**SELECTED EXCERPT:**
- - -

11085/11086 & 11099/11100 Lokmanya Tilak Terminus–Madgaon Junction AC Double Decker Express was the Double Decker trains of Indian Railways, which were the first of its type to be introduced. They are accommodated with latest stainless steel LHB coach. They link Mumbai, the capital of Maharashtra and Madgaon, an important town in Goa through Konkan Railway. The Double Decker express was discontinued by railways due to less occupancy and substituted with a regular express equipped with LHB coachin November 2022.

==Coaches==
The 11085/11086 & 11099/11100 Lokmanya Tilak Terminus–Madgaon Junction AC Double Decker Express as of 2019 had 6 AC Chair Car & 2 EOG cars. As with most train services in India, coach composition may be amended depending on demand.

==Service==

11085/11086 Lokmanya Tilak Terminus–Madgaon Junction AC Double Decker Express was first introduced on 7 December 2015. As of 2019 it runs twice a week. The 11099/11100 Lokmanya Tilak Terminus–Madgaon Junction AC Double Decker Express was first introduced on 15 June 2019. It runs weekly.

- - -

**INFORMATION SHOWN:**
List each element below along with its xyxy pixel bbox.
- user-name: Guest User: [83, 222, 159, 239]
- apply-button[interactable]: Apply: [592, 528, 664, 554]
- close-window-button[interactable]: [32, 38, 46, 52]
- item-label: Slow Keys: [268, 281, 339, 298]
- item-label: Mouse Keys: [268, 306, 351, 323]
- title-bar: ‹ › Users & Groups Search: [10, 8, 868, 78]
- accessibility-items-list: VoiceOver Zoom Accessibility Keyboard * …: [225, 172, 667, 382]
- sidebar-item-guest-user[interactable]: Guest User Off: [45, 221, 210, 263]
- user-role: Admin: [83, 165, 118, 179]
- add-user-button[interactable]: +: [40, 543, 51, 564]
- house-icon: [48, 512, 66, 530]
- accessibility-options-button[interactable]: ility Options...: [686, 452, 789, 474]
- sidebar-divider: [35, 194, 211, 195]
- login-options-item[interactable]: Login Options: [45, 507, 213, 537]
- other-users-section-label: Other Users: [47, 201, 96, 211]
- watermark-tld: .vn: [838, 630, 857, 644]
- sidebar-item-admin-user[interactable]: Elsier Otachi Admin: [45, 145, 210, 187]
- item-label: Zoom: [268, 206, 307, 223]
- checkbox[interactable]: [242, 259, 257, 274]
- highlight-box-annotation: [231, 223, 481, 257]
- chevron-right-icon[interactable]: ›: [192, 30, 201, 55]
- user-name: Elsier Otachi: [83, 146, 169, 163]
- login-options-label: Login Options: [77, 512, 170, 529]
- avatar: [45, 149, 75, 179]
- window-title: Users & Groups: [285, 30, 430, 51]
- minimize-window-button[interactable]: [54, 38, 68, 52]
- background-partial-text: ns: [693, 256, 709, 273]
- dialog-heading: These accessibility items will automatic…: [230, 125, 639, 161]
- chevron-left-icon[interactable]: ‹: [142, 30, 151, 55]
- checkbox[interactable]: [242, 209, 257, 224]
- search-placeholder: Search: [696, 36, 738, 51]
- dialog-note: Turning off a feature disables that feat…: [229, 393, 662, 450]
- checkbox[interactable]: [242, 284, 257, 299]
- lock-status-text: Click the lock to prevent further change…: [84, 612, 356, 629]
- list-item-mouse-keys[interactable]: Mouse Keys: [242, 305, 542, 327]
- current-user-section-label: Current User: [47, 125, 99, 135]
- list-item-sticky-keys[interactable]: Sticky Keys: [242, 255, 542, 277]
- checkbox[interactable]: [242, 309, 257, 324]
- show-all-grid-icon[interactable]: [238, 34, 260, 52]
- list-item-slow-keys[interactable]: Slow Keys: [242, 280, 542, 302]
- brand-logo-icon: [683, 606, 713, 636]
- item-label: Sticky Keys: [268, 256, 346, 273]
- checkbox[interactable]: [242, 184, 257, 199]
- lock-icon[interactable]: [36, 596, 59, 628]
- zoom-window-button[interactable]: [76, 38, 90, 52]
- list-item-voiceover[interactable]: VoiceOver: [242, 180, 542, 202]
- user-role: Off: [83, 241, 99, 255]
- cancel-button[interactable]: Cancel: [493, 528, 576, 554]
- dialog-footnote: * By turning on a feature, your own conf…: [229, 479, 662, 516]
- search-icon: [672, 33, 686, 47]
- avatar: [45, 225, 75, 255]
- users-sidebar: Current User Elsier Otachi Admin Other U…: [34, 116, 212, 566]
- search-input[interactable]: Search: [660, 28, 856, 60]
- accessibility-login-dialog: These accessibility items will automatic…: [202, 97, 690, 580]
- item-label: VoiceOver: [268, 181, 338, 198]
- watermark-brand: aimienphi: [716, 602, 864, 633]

- - -

**REQUIRED ACTIONS:**
**1)** According to the text on the Double Decker Express, when was the 11099/11100 service first introduced?
**2)** Please set down the part of the text on the Double Decker Express starting with "11085/11086 Lokmanya Tilak" and going on through "It runs weekly.", word for word.
The items come from a different source than the text on the Double Decker Express.

**FINAL ANSWERS:**
**1)** It was first introduced on 15 June 2019.

**2)**
11085/11086 Lokmanya Tilak Terminus–Madgaon Junction AC Double Decker Express was first introduced on 7 December 2015. As of 2019 it runs twice a week. The 11099/11100 Lokmanya Tilak Terminus–Madgaon Junction AC Double Decker Express was first introduced on 15 June 2019. It runs weekly.